Data for this task:
- - -
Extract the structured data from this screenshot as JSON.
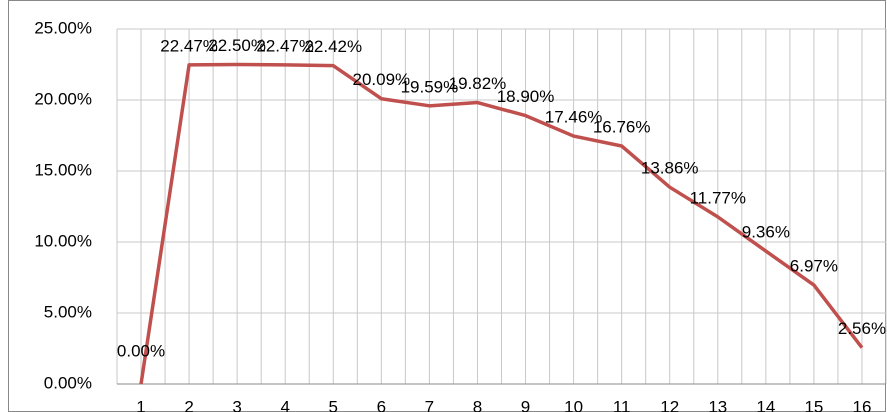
{
  "chart_data": {
    "type": "line",
    "categories": [
      "1",
      "2",
      "3",
      "4",
      "5",
      "6",
      "7",
      "8",
      "9",
      "10",
      "11",
      "12",
      "13",
      "14",
      "15",
      "16"
    ],
    "series": [
      {
        "color": "#c0504d",
        "values": [
          0.0,
          22.47,
          22.5,
          22.47,
          22.42,
          20.09,
          19.59,
          19.82,
          18.9,
          17.46,
          16.76,
          13.86,
          11.77,
          9.36,
          6.97,
          2.56
        ],
        "value_labels": [
          "0.00%",
          "22.47%",
          "22.50%",
          "22.47%",
          "22.42%",
          "20.09%",
          "19.59%",
          "19.82%",
          "18.90%",
          "17.46%",
          "16.76%",
          "13.86%",
          "11.77%",
          "9.36%",
          "6.97%",
          "2.56%"
        ]
      }
    ],
    "ylim": [
      0,
      25
    ],
    "yticks": [
      {
        "value": 0,
        "label": "0.00%"
      },
      {
        "value": 5,
        "label": "5.00%"
      },
      {
        "value": 10,
        "label": "10.00%"
      },
      {
        "value": 15,
        "label": "15.00%"
      },
      {
        "value": 20,
        "label": "20.00%"
      },
      {
        "value": 25,
        "label": "25.00%"
      }
    ],
    "grid": true
  }
}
- - -
Task brief:
Return to the listing above and set it down exactly, leaving out its pictures.

Response to the task:
Extract the structured data from this screenshot as JSON.
{
  "chart_data": {
    "type": "line",
    "categories": [
      "1",
      "2",
      "3",
      "4",
      "5",
      "6",
      "7",
      "8",
      "9",
      "10",
      "11",
      "12",
      "13",
      "14",
      "15",
      "16"
    ],
    "series": [
      {
        "color": "#c0504d",
        "values": [
          0.0,
          22.47,
          22.5,
          22.47,
          22.42,
          20.09,
          19.59,
          19.82,
          18.9,
          17.46,
          16.76,
          13.86,
          11.77,
          9.36,
          6.97,
          2.56
        ],
        "value_labels": [
          "0.00%",
          "22.47%",
          "22.50%",
          "22.47%",
          "22.42%",
          "20.09%",
          "19.59%",
          "19.82%",
          "18.90%",
          "17.46%",
          "16.76%",
          "13.86%",
          "11.77%",
          "9.36%",
          "6.97%",
          "2.56%"
        ]
      }
    ],
    "ylim": [
      0,
      25
    ],
    "yticks": [
      {
        "value": 0,
        "label": "0.00%"
      },
      {
        "value": 5,
        "label": "5.00%"
      },
      {
        "value": 10,
        "label": "10.00%"
      },
      {
        "value": 15,
        "label": "15.00%"
      },
      {
        "value": 20,
        "label": "20.00%"
      },
      {
        "value": 25,
        "label": "25.00%"
      }
    ],
    "grid": true
  }
}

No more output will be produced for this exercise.